Each entry is to be output precisely as it appears.

┌─ SOURCE DATA

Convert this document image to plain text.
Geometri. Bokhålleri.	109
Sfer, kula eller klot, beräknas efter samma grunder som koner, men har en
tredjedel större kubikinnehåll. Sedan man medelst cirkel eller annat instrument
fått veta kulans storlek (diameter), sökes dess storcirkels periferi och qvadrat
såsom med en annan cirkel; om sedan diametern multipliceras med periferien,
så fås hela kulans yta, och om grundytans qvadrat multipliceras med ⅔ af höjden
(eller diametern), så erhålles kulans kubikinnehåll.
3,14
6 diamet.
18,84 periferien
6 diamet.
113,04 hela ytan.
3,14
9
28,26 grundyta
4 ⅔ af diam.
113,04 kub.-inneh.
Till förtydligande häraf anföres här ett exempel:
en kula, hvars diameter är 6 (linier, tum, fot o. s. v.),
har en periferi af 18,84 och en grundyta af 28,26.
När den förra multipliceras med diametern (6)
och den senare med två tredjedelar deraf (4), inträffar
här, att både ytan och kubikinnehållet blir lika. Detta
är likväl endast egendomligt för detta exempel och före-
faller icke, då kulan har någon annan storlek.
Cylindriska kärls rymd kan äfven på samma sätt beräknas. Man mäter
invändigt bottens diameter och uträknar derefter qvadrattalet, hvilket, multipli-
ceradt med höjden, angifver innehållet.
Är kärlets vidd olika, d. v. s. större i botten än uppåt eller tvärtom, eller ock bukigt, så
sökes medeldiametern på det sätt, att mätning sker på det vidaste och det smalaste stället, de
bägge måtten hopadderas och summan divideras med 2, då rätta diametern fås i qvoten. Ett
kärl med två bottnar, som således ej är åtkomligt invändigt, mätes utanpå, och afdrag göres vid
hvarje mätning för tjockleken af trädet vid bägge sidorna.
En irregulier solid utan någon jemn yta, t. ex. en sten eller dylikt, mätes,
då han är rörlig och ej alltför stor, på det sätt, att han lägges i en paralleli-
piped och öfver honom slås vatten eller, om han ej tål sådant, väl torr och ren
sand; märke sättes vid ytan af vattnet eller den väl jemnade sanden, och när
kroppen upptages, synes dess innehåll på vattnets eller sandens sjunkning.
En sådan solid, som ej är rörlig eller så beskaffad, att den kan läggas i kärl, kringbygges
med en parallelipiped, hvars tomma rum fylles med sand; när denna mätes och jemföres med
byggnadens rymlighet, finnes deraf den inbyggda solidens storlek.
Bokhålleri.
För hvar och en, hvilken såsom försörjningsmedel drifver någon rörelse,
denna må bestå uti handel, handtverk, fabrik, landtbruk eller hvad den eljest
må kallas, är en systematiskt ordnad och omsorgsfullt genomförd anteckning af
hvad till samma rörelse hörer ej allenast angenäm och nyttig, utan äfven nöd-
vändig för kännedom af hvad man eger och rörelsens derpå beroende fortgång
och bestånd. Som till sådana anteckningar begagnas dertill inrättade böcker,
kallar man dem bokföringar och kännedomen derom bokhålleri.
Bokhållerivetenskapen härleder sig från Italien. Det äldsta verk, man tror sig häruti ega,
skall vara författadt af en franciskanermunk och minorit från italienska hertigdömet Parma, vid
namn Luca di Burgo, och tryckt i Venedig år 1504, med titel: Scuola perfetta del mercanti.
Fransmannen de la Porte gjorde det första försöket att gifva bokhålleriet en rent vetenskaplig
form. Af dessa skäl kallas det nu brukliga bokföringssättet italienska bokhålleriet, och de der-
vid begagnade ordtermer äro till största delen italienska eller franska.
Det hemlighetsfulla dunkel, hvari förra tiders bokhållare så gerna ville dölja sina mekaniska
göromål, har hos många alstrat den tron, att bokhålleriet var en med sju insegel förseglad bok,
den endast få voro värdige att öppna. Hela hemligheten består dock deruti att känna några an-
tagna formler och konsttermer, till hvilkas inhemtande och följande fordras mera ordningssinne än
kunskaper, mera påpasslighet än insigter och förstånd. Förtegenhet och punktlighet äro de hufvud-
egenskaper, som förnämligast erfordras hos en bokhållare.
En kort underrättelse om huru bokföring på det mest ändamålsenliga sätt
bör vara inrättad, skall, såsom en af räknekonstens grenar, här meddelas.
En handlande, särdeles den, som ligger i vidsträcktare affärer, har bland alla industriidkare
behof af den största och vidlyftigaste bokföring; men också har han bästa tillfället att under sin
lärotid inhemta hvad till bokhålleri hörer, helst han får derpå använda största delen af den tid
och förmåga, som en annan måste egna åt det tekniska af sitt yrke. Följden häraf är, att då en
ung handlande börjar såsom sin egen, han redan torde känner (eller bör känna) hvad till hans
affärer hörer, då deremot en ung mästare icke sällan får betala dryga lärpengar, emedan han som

└─

▶ RESPONSE FOR THIS EXERCISE:
Convert this document image to plain text.
Geometri. Bokhålleri.	109
Sfer, kula eller klot, beräknas efter samma grunder som koner, men har en
tredjedel större kubikinnehåll. Sedan man medelst cirkel eller annat instrument
fått veta kulans storlek (diameter), sökes dess storcirkels periferi och qvadrat
såsom med en annan cirkel; om sedan diametern multipliceras med periferien,
så fås hela kulans yta, och om grundytans qvadrat multipliceras med ⅔ af höjden
(eller diametern), så erhålles kulans kubikinnehåll.
3,14
6 diamet.
18,84 periferien
6 diamet.
113,04 hela ytan.
3,14
9
28,26 grundyta
4 ⅔ af diam.
113,04 kub.-inneh.
Till förtydligande häraf anföres här ett exempel:
en kula, hvars diameter är 6 (linier, tum, fot o. s. v.),
har en periferi af 18,84 och en grundyta af 28,26.
När den förra multipliceras med diametern (6)
och den senare med två tredjedelar deraf (4), inträffar
här, att både ytan och kubikinnehållet blir lika. Detta
är likväl endast egendomligt för detta exempel och före-
faller icke, då kulan har någon annan storlek.
Cylindriska kärls rymd kan äfven på samma sätt beräknas. Man mäter
invändigt bottens diameter och uträknar derefter qvadrattalet, hvilket, multipli-
ceradt med höjden, angifver innehållet.
Är kärlets vidd olika, d. v. s. större i botten än uppåt eller tvärtom, eller ock bukigt, så
sökes medeldiametern på det sätt, att mätning sker på det vidaste och det smalaste stället, de
bägge måtten hopadderas och summan divideras med 2, då rätta diametern fås i qvoten. Ett
kärl med två bottnar, som således ej är åtkomligt invändigt, mätes utanpå, och afdrag göres vid
hvarje mätning för tjockleken af trädet vid bägge sidorna.
En irregulier solid utan någon jemn yta, t. ex. en sten eller dylikt, mätes,
då han är rörlig och ej alltför stor, på det sätt, att han lägges i en paralleli-
piped och öfver honom slås vatten eller, om han ej tål sådant, väl torr och ren
sand; märke sättes vid ytan af vattnet eller den väl jemnade sanden, och när
kroppen upptages, synes dess innehåll på vattnets eller sandens sjunkning.
En sådan solid, som ej är rörlig eller så beskaffad, att den kan läggas i kärl, kringbygges
med en parallelipiped, hvars tomma rum fylles med sand; när denna mätes och jemföres med
byggnadens rymlighet, finnes deraf den inbyggda solidens storlek.
Bokhålleri.
För hvar och en, hvilken såsom försörjningsmedel drifver någon rörelse,
denna må bestå uti handel, handtverk, fabrik, landtbruk eller hvad den eljest
må kallas, är en systematiskt ordnad och omsorgsfullt genomförd anteckning af
hvad till samma rörelse hörer ej allenast angenäm och nyttig, utan äfven nöd-
vändig för kännedom af hvad man eger och rörelsens derpå beroende fortgång
och bestånd. Som till sådana anteckningar begagnas dertill inrättade böcker,
kallar man dem bokföringar och kännedomen derom bokhålleri.
Bokhållerivetenskapen härleder sig från Italien. Det äldsta verk, man tror sig häruti ega,
skall vara författadt af en franciskanermunk och minorit från italienska hertigdömet Parma, vid
namn Luca di Burgo, och tryckt i Venedig år 1504, med titel: Scuola perfetta del mercanti.
Fransmannen de la Porte gjorde det första försöket att gifva bokhålleriet en rent vetenskaplig
form. Af dessa skäl kallas det nu brukliga bokföringssättet italienska bokhålleriet, och de der-
vid begagnade ordtermer äro till största delen italienska eller franska.
Det hemlighetsfulla dunkel, hvari förra tiders bokhållare så gerna ville dölja sina mekaniska
göromål, har hos många alstrat den tron, att bokhålleriet var en med sju insegel förseglad bok,
den endast få voro värdige att öppna. Hela hemligheten består dock deruti att känna några an-
tagna formler och konsttermer, till hvilkas inhemtande och följande fordras mera ordningssinne än
kunskaper, mera påpasslighet än insigter och förstånd. Förtegenhet och punktlighet äro de hufvud-
egenskaper, som förnämligast erfordras hos en bokhållare.
En kort underrättelse om huru bokföring på det mest ändamålsenliga sätt
bör vara inrättad, skall, såsom en af räknekonstens grenar, här meddelas.
En handlande, särdeles den, som ligger i vidsträcktare affärer, har bland alla industriidkare
behof af den största och vidlyftigaste bokföring; men också har han bästa tillfället att under sin
lärotid inhemta hvad till bokhålleri hörer, helst han får derpå använda största delen af den tid
och förmåga, som en annan måste egna åt det tekniska af sitt yrke. Följden häraf är, att då en
ung handlande börjar såsom sin egen, han redan torde känner (eller bör känna) hvad till hans
affärer hörer, då deremot en ung mästare icke sällan får betala dryga lärpengar, emedan han som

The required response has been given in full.